## THE PROBLEM
Print all the entries verbatim.

-------

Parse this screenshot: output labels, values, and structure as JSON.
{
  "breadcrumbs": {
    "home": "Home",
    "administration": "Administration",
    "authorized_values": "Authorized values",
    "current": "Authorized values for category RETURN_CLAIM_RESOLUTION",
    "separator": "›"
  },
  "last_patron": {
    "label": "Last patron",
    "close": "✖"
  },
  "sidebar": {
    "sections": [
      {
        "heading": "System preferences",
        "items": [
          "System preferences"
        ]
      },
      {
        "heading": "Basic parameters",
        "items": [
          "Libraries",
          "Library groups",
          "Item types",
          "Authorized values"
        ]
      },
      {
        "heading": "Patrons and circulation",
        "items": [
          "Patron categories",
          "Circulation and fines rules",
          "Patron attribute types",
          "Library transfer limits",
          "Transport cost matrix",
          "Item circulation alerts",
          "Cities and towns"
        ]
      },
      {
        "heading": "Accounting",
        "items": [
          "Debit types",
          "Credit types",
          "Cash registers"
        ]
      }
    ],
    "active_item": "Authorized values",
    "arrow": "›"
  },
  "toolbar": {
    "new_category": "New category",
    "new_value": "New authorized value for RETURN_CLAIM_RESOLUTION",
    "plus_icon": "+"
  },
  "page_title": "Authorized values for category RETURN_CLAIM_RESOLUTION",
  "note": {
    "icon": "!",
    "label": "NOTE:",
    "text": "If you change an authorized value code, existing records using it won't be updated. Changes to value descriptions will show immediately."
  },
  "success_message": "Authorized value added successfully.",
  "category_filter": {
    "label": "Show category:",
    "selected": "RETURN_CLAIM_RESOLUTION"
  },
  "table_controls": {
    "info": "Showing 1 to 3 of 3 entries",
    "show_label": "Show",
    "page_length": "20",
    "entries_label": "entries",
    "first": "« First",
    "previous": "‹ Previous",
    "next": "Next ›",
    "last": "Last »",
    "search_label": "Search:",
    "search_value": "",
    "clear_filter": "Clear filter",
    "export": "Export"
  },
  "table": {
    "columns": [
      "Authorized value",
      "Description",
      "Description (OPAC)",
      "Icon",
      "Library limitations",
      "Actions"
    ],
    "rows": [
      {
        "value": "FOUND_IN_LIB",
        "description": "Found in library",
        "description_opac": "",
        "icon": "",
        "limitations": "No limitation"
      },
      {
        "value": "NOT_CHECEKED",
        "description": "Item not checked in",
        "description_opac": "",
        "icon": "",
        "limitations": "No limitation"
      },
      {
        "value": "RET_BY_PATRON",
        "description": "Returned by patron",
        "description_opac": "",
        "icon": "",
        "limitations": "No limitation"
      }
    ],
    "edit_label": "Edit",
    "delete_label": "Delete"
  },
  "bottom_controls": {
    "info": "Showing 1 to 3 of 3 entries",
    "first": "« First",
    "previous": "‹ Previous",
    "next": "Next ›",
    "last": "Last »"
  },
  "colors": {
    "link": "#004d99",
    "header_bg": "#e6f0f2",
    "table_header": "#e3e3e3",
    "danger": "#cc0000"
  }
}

-------

## FINAL ANSWER
Parse this screenshot: output labels, values, and structure as JSON.
{
  "breadcrumbs": {
    "home": "Home",
    "administration": "Administration",
    "authorized_values": "Authorized values",
    "current": "Authorized values for category RETURN_CLAIM_RESOLUTION",
    "separator": "›"
  },
  "last_patron": {
    "label": "Last patron",
    "close": "✖"
  },
  "sidebar": {
    "sections": [
      {
        "heading": "System preferences",
        "items": [
          "System preferences"
        ]
      },
      {
        "heading": "Basic parameters",
        "items": [
          "Libraries",
          "Library groups",
          "Item types",
          "Authorized values"
        ]
      },
      {
        "heading": "Patrons and circulation",
        "items": [
          "Patron categories",
          "Circulation and fines rules",
          "Patron attribute types",
          "Library transfer limits",
          "Transport cost matrix",
          "Item circulation alerts",
          "Cities and towns"
        ]
      },
      {
        "heading": "Accounting",
        "items": [
          "Debit types",
          "Credit types",
          "Cash registers"
        ]
      }
    ],
    "active_item": "Authorized values",
    "arrow": "›"
  },
  "toolbar": {
    "new_category": "New category",
    "new_value": "New authorized value for RETURN_CLAIM_RESOLUTION",
    "plus_icon": "+"
  },
  "page_title": "Authorized values for category RETURN_CLAIM_RESOLUTION",
  "note": {
    "icon": "!",
    "label": "NOTE:",
    "text": "If you change an authorized value code, existing records using it won't be updated. Changes to value descriptions will show immediately."
  },
  "success_message": "Authorized value added successfully.",
  "category_filter": {
    "label": "Show category:",
    "selected": "RETURN_CLAIM_RESOLUTION"
  },
  "table_controls": {
    "info": "Showing 1 to 3 of 3 entries",
    "show_label": "Show",
    "page_length": "20",
    "entries_label": "entries",
    "first": "« First",
    "previous": "‹ Previous",
    "next": "Next ›",
    "last": "Last »",
    "search_label": "Search:",
    "search_value": "",
    "clear_filter": "Clear filter",
    "export": "Export"
  },
  "table": {
    "columns": [
      "Authorized value",
      "Description",
      "Description (OPAC)",
      "Icon",
      "Library limitations",
      "Actions"
    ],
    "rows": [
      {
        "value": "FOUND_IN_LIB",
        "description": "Found in library",
        "description_opac": "",
        "icon": "",
        "limitations": "No limitation"
      },
      {
        "value": "NOT_CHECEKED",
        "description": "Item not checked in",
        "description_opac": "",
        "icon": "",
        "limitations": "No limitation"
      },
      {
        "value": "RET_BY_PATRON",
        "description": "Returned by patron",
        "description_opac": "",
        "icon": "",
        "limitations": "No limitation"
      }
    ],
    "edit_label": "Edit",
    "delete_label": "Delete"
  },
  "bottom_controls": {
    "info": "Showing 1 to 3 of 3 entries",
    "first": "« First",
    "previous": "‹ Previous",
    "next": "Next ›",
    "last": "Last »"
  },
  "colors": {
    "link": "#004d99",
    "header_bg": "#e6f0f2",
    "table_header": "#e3e3e3",
    "danger": "#cc0000"
  }
}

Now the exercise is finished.